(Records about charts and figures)
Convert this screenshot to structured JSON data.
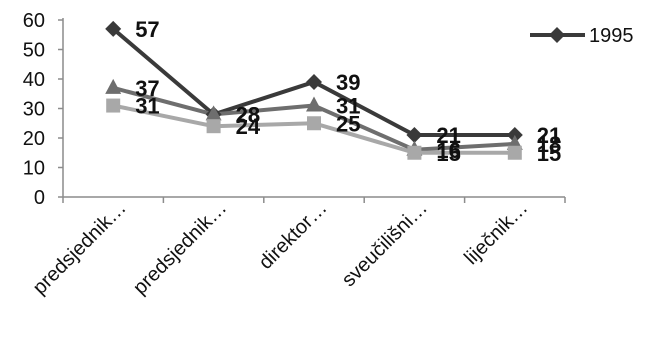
{
  "chart_data": {
    "type": "line",
    "categories": [
      "predsjednik…",
      "predsjednik…",
      "direktor…",
      "sveučilišni…",
      "liječnik…"
    ],
    "ylim": [
      0,
      60
    ],
    "yticks": [
      0,
      10,
      20,
      30,
      40,
      50,
      60
    ],
    "grid": false,
    "legend_position": "top-right",
    "legend": [
      "1995"
    ],
    "series": [
      {
        "name": "1995",
        "marker": "diamond",
        "color": "#3a3a3a",
        "values": [
          57,
          28,
          39,
          21,
          21
        ],
        "connected": [
          false,
          true,
          true,
          true,
          true
        ]
      },
      {
        "marker": "triangle",
        "color": "#6e6e6e",
        "values": [
          37,
          28,
          31,
          16,
          18
        ],
        "connected": [
          true,
          true,
          true,
          true,
          true
        ]
      },
      {
        "marker": "square",
        "color": "#a8a8a8",
        "values": [
          31,
          24,
          25,
          15,
          15
        ],
        "connected": [
          true,
          true,
          true,
          true,
          true
        ]
      }
    ]
  }
}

**Problem**
Give the data again exactly as written, with all pictures left out.

**Solved problem**
Convert this screenshot to structured JSON data.
{
  "chart_data": {
    "type": "line",
    "categories": [
      "predsjednik…",
      "predsjednik…",
      "direktor…",
      "sveučilišni…",
      "liječnik…"
    ],
    "ylim": [
      0,
      60
    ],
    "yticks": [
      0,
      10,
      20,
      30,
      40,
      50,
      60
    ],
    "grid": false,
    "legend_position": "top-right",
    "legend": [
      "1995"
    ],
    "series": [
      {
        "name": "1995",
        "marker": "diamond",
        "color": "#3a3a3a",
        "values": [
          57,
          28,
          39,
          21,
          21
        ],
        "connected": [
          false,
          true,
          true,
          true,
          true
        ]
      },
      {
        "marker": "triangle",
        "color": "#6e6e6e",
        "values": [
          37,
          28,
          31,
          16,
          18
        ],
        "connected": [
          true,
          true,
          true,
          true,
          true
        ]
      },
      {
        "marker": "square",
        "color": "#a8a8a8",
        "values": [
          31,
          24,
          25,
          15,
          15
        ],
        "connected": [
          true,
          true,
          true,
          true,
          true
        ]
      }
    ]
  }
}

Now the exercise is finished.